▶ The problem: Copy each line below that includes "extrapolated".

▶ Input material:
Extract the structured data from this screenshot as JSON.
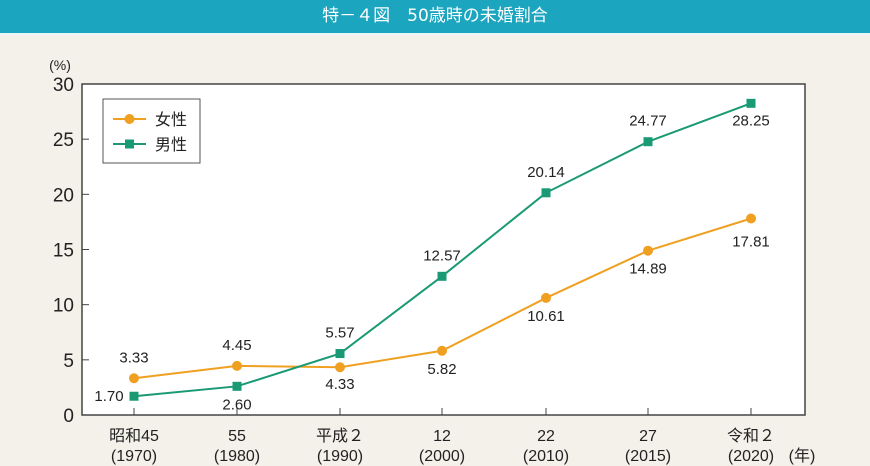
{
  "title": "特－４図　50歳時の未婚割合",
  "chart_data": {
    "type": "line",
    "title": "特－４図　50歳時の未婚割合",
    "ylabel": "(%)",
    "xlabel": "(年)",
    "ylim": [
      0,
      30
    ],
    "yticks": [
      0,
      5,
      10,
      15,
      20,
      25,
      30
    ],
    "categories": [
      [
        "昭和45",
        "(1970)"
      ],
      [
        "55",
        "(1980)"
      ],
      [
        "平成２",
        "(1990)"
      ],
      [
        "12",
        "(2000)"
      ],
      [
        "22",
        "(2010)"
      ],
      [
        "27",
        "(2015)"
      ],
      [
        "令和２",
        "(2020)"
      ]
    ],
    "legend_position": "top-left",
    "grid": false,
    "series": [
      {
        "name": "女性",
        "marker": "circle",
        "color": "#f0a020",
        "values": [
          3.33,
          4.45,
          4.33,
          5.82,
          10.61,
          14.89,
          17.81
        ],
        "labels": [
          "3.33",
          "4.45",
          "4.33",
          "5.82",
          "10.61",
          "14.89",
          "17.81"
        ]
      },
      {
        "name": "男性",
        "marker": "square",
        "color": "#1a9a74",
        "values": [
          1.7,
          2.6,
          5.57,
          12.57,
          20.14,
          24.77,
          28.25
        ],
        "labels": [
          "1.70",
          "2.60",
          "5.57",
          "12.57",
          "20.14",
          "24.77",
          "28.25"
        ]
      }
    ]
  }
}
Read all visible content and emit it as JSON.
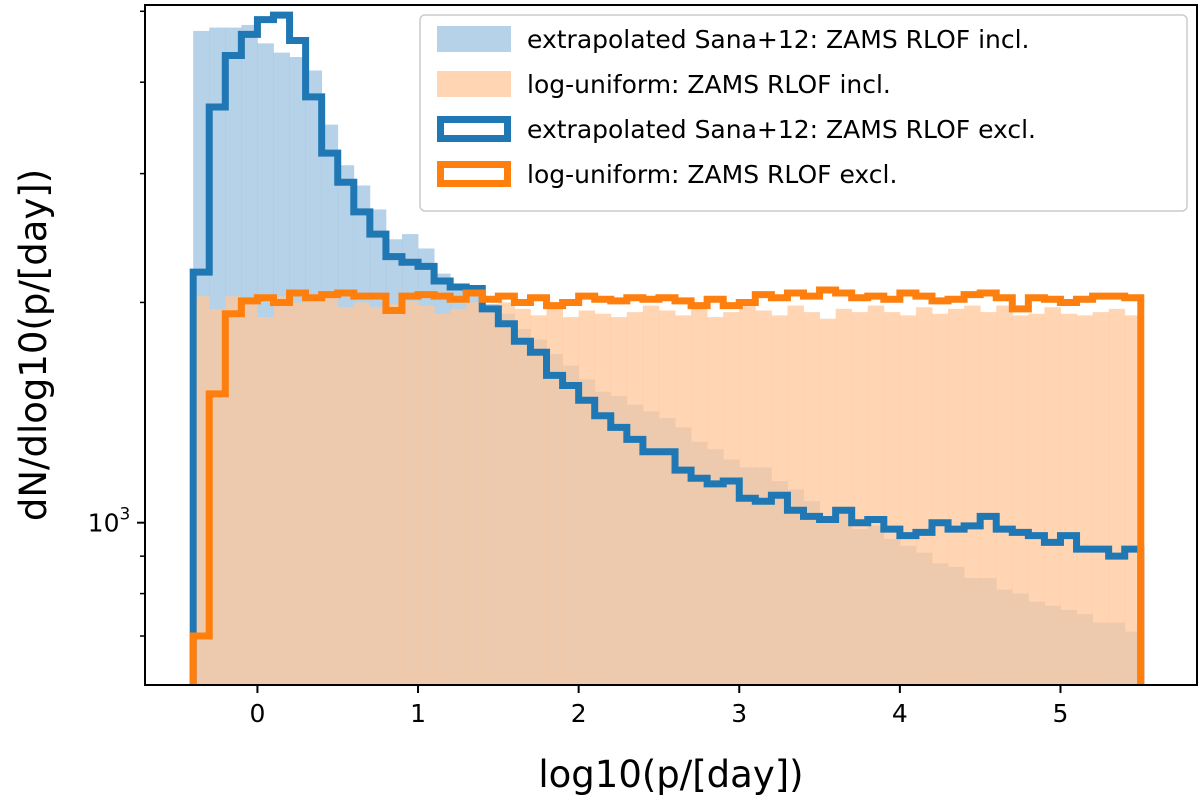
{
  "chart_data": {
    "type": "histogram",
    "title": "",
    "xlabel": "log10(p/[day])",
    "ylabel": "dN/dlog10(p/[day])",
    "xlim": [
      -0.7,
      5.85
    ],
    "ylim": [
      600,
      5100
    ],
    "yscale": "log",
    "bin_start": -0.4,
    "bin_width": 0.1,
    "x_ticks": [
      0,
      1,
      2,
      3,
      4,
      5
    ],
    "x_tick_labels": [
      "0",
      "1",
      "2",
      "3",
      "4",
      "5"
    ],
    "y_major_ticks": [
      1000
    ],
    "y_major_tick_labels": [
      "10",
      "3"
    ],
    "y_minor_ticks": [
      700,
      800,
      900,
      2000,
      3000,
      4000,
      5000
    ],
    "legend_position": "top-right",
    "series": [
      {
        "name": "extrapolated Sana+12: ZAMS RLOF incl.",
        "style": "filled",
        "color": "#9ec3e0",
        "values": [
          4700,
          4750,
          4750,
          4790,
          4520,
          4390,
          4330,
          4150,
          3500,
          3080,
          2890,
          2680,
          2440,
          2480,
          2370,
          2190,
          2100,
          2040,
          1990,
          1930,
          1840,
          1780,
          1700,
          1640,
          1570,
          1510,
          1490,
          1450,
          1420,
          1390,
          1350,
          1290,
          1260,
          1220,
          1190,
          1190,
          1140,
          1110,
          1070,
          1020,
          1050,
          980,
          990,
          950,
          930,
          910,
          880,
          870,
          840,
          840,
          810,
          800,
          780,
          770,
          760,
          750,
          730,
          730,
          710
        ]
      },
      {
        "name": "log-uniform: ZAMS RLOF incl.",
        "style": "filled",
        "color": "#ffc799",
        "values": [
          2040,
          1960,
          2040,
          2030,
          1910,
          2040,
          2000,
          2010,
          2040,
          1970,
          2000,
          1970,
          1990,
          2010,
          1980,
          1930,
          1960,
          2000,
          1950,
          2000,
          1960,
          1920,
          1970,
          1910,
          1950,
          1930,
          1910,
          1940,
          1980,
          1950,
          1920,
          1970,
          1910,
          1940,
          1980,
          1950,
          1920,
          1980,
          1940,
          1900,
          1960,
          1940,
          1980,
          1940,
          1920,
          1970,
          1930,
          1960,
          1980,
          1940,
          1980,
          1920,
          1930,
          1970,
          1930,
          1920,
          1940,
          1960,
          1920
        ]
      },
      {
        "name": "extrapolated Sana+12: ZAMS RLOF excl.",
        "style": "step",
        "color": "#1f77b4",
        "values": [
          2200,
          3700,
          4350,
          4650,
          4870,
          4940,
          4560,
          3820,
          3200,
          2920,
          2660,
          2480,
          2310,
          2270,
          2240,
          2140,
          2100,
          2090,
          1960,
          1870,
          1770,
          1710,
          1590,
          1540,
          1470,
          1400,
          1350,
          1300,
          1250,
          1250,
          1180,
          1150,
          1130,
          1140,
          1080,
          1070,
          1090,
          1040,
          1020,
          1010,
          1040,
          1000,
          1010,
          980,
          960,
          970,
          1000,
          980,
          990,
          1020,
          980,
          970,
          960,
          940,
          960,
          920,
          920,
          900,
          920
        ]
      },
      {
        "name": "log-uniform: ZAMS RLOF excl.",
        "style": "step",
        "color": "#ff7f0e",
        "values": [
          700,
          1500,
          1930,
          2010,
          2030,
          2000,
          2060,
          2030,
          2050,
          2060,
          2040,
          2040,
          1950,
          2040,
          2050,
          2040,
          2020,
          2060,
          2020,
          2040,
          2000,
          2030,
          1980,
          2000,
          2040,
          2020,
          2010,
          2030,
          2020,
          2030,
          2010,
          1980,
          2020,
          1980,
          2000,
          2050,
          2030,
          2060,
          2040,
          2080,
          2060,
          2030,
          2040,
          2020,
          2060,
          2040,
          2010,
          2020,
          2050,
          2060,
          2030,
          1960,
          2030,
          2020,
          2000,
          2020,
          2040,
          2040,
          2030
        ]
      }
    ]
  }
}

▶ Written solution:
        "name": "extrapolated Sana+12: ZAMS RLOF incl.",
        "name": "extrapolated Sana+12: ZAMS RLOF excl.",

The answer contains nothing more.